RECORDS FOR THIS EXERCISE.
start
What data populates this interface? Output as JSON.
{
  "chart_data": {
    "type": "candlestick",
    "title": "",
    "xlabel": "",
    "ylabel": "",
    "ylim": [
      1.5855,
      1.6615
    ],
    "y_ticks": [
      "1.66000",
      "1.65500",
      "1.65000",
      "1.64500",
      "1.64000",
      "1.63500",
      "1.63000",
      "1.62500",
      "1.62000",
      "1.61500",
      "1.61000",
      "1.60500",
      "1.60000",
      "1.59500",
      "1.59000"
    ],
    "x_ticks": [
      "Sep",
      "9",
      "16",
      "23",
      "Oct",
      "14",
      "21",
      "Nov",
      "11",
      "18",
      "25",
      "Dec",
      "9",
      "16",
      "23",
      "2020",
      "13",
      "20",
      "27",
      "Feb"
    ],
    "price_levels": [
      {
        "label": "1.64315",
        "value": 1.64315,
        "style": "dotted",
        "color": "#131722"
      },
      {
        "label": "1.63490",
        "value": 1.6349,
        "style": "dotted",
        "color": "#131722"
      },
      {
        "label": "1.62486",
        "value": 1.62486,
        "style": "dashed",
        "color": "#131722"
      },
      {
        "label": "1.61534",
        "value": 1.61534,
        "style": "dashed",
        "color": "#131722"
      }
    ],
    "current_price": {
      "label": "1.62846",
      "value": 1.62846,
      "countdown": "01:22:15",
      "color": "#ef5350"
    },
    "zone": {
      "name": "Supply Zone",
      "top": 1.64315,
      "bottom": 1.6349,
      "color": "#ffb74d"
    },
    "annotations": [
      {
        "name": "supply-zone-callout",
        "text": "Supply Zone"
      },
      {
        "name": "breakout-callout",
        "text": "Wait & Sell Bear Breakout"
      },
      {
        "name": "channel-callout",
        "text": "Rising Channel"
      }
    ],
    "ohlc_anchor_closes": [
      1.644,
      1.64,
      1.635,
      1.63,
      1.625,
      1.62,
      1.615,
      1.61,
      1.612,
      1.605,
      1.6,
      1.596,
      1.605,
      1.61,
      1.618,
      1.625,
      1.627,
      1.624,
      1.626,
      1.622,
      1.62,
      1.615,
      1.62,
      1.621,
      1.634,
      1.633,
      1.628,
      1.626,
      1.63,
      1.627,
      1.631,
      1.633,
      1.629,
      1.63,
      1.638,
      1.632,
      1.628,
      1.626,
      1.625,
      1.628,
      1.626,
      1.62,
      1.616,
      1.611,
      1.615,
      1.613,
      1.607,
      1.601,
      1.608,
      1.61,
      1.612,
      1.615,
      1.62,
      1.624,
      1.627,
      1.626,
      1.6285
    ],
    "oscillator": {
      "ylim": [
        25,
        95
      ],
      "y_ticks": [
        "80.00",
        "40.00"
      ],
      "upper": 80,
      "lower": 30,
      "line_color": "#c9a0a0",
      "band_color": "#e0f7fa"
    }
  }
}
end
STATED PROBLEM. Copy out each record, keeping every word as it is.

FINISHED ANSWER.
What data populates this interface? Output as JSON.
{
  "chart_data": {
    "type": "candlestick",
    "title": "",
    "xlabel": "",
    "ylabel": "",
    "ylim": [
      1.5855,
      1.6615
    ],
    "y_ticks": [
      "1.66000",
      "1.65500",
      "1.65000",
      "1.64500",
      "1.64000",
      "1.63500",
      "1.63000",
      "1.62500",
      "1.62000",
      "1.61500",
      "1.61000",
      "1.60500",
      "1.60000",
      "1.59500",
      "1.59000"
    ],
    "x_ticks": [
      "Sep",
      "9",
      "16",
      "23",
      "Oct",
      "14",
      "21",
      "Nov",
      "11",
      "18",
      "25",
      "Dec",
      "9",
      "16",
      "23",
      "2020",
      "13",
      "20",
      "27",
      "Feb"
    ],
    "price_levels": [
      {
        "label": "1.64315",
        "value": 1.64315,
        "style": "dotted",
        "color": "#131722"
      },
      {
        "label": "1.63490",
        "value": 1.6349,
        "style": "dotted",
        "color": "#131722"
      },
      {
        "label": "1.62486",
        "value": 1.62486,
        "style": "dashed",
        "color": "#131722"
      },
      {
        "label": "1.61534",
        "value": 1.61534,
        "style": "dashed",
        "color": "#131722"
      }
    ],
    "current_price": {
      "label": "1.62846",
      "value": 1.62846,
      "countdown": "01:22:15",
      "color": "#ef5350"
    },
    "zone": {
      "name": "Supply Zone",
      "top": 1.64315,
      "bottom": 1.6349,
      "color": "#ffb74d"
    },
    "annotations": [
      {
        "name": "supply-zone-callout",
        "text": "Supply Zone"
      },
      {
        "name": "breakout-callout",
        "text": "Wait & Sell Bear Breakout"
      },
      {
        "name": "channel-callout",
        "text": "Rising Channel"
      }
    ],
    "ohlc_anchor_closes": [
      1.644,
      1.64,
      1.635,
      1.63,
      1.625,
      1.62,
      1.615,
      1.61,
      1.612,
      1.605,
      1.6,
      1.596,
      1.605,
      1.61,
      1.618,
      1.625,
      1.627,
      1.624,
      1.626,
      1.622,
      1.62,
      1.615,
      1.62,
      1.621,
      1.634,
      1.633,
      1.628,
      1.626,
      1.63,
      1.627,
      1.631,
      1.633,
      1.629,
      1.63,
      1.638,
      1.632,
      1.628,
      1.626,
      1.625,
      1.628,
      1.626,
      1.62,
      1.616,
      1.611,
      1.615,
      1.613,
      1.607,
      1.601,
      1.608,
      1.61,
      1.612,
      1.615,
      1.62,
      1.624,
      1.627,
      1.626,
      1.6285
    ],
    "oscillator": {
      "ylim": [
        25,
        95
      ],
      "y_ticks": [
        "80.00",
        "40.00"
      ],
      "upper": 80,
      "lower": 30,
      "line_color": "#c9a0a0",
      "band_color": "#e0f7fa"
    }
  }
}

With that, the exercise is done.